Work to be completed >> The records that follow need to be output exactly as they are.

Given entries >>
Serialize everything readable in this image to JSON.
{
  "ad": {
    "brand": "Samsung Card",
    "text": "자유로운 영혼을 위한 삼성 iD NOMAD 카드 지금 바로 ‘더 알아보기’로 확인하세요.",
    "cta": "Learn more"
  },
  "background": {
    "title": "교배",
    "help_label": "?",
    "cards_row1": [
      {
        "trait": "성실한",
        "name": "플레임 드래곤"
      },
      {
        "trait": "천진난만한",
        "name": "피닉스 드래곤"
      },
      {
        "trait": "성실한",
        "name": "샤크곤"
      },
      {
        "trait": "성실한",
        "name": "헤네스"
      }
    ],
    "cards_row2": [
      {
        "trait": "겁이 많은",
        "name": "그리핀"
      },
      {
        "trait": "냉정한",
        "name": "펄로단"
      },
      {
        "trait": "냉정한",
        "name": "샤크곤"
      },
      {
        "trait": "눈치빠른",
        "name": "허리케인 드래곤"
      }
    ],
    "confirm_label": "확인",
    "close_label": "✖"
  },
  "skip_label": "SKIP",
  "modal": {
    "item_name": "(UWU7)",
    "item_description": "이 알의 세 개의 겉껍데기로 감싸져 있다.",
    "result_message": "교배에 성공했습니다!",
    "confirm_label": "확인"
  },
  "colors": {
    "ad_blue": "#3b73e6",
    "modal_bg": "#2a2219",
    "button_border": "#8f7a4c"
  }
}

Result for this task >>
Serialize everything readable in this image to JSON.
{
  "ad": {
    "brand": "Samsung Card",
    "text": "자유로운 영혼을 위한 삼성 iD NOMAD 카드 지금 바로 ‘더 알아보기’로 확인하세요.",
    "cta": "Learn more"
  },
  "background": {
    "title": "교배",
    "help_label": "?",
    "cards_row1": [
      {
        "trait": "성실한",
        "name": "플레임 드래곤"
      },
      {
        "trait": "천진난만한",
        "name": "피닉스 드래곤"
      },
      {
        "trait": "성실한",
        "name": "샤크곤"
      },
      {
        "trait": "성실한",
        "name": "헤네스"
      }
    ],
    "cards_row2": [
      {
        "trait": "겁이 많은",
        "name": "그리핀"
      },
      {
        "trait": "냉정한",
        "name": "펄로단"
      },
      {
        "trait": "냉정한",
        "name": "샤크곤"
      },
      {
        "trait": "눈치빠른",
        "name": "허리케인 드래곤"
      }
    ],
    "confirm_label": "확인",
    "close_label": "✖"
  },
  "skip_label": "SKIP",
  "modal": {
    "item_name": "(UWU7)",
    "item_description": "이 알의 세 개의 겉껍데기로 감싸져 있다.",
    "result_message": "교배에 성공했습니다!",
    "confirm_label": "확인"
  },
  "colors": {
    "ad_blue": "#3b73e6",
    "modal_bg": "#2a2219",
    "button_border": "#8f7a4c"
  }
}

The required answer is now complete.